→ PROBLEM DETAILS
Copy every record below, exactly as written.

================

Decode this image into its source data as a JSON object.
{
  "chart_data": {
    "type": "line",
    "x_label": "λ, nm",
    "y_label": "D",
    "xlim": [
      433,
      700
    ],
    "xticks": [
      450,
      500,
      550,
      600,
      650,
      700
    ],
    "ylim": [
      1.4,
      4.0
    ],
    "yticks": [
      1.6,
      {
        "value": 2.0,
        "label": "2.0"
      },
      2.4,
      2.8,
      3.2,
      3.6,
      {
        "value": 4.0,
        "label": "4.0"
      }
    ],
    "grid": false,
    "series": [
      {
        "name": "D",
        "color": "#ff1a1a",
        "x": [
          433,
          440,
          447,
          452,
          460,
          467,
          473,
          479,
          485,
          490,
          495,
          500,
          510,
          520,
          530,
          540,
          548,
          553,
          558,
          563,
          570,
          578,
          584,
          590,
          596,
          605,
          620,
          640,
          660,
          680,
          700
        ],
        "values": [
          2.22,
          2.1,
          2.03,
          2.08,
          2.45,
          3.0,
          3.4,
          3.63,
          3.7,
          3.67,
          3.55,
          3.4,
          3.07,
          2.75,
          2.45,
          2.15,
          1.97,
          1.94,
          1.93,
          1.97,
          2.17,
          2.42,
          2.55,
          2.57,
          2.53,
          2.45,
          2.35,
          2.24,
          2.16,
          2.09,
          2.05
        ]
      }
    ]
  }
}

================

→ SOLVED EXERCISE
Decode this image into its source data as a JSON object.
{
  "chart_data": {
    "type": "line",
    "x_label": "λ, nm",
    "y_label": "D",
    "xlim": [
      433,
      700
    ],
    "xticks": [
      450,
      500,
      550,
      600,
      650,
      700
    ],
    "ylim": [
      1.4,
      4.0
    ],
    "yticks": [
      1.6,
      {
        "value": 2.0,
        "label": "2.0"
      },
      2.4,
      2.8,
      3.2,
      3.6,
      {
        "value": 4.0,
        "label": "4.0"
      }
    ],
    "grid": false,
    "series": [
      {
        "name": "D",
        "color": "#ff1a1a",
        "x": [
          433,
          440,
          447,
          452,
          460,
          467,
          473,
          479,
          485,
          490,
          495,
          500,
          510,
          520,
          530,
          540,
          548,
          553,
          558,
          563,
          570,
          578,
          584,
          590,
          596,
          605,
          620,
          640,
          660,
          680,
          700
        ],
        "values": [
          2.22,
          2.1,
          2.03,
          2.08,
          2.45,
          3.0,
          3.4,
          3.63,
          3.7,
          3.67,
          3.55,
          3.4,
          3.07,
          2.75,
          2.45,
          2.15,
          1.97,
          1.94,
          1.93,
          1.97,
          2.17,
          2.42,
          2.55,
          2.57,
          2.53,
          2.45,
          2.35,
          2.24,
          2.16,
          2.09,
          2.05
        ]
      }
    ]
  }
}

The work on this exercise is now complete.